TO BE DONE:
Your task is to reproduce the entries below word for word.

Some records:
.....
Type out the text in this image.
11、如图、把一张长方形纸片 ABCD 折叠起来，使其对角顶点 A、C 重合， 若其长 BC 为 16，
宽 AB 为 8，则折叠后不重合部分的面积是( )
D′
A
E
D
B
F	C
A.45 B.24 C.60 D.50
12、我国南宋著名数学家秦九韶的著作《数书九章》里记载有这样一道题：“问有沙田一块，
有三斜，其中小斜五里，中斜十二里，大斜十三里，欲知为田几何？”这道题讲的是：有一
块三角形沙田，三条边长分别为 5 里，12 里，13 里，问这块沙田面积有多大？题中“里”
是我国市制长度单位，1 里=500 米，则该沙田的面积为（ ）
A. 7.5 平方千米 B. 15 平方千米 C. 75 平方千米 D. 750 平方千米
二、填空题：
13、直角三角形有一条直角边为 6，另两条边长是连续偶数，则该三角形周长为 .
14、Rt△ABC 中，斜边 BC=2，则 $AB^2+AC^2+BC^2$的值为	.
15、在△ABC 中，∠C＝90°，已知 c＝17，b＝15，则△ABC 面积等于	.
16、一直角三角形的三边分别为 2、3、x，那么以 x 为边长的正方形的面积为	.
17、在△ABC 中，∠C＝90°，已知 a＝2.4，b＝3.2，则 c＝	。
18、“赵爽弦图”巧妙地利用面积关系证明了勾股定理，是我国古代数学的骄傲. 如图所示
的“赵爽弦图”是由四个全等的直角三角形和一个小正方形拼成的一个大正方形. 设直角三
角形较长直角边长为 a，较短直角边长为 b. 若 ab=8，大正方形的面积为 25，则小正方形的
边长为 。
.....
OUTPUT OF THE EXERCISE:
Type out the text in this image.
11、如图、把一张长方形纸片 ABCD 折叠起来，使其对角顶点 A、C 重合， 若其长 BC 为 16，
宽 AB 为 8，则折叠后不重合部分的面积是( )
D′
A
E
D
B
F	C
A.45 B.24 C.60 D.50
12、我国南宋著名数学家秦九韶的著作《数书九章》里记载有这样一道题：“问有沙田一块，
有三斜，其中小斜五里，中斜十二里，大斜十三里，欲知为田几何？”这道题讲的是：有一
块三角形沙田，三条边长分别为 5 里，12 里，13 里，问这块沙田面积有多大？题中“里”
是我国市制长度单位，1 里=500 米，则该沙田的面积为（ ）
A. 7.5 平方千米 B. 15 平方千米 C. 75 平方千米 D. 750 平方千米
二、填空题：
13、直角三角形有一条直角边为 6，另两条边长是连续偶数，则该三角形周长为 .
14、Rt△ABC 中，斜边 BC=2，则 $AB^2+AC^2+BC^2$的值为	.
15、在△ABC 中，∠C＝90°，已知 c＝17，b＝15，则△ABC 面积等于	.
16、一直角三角形的三边分别为 2、3、x，那么以 x 为边长的正方形的面积为	.
17、在△ABC 中，∠C＝90°，已知 a＝2.4，b＝3.2，则 c＝	。
18、“赵爽弦图”巧妙地利用面积关系证明了勾股定理，是我国古代数学的骄傲. 如图所示
的“赵爽弦图”是由四个全等的直角三角形和一个小正方形拼成的一个大正方形. 设直角三
角形较长直角边长为 a，较短直角边长为 b. 若 ab=8，大正方形的面积为 25，则小正方形的
边长为 。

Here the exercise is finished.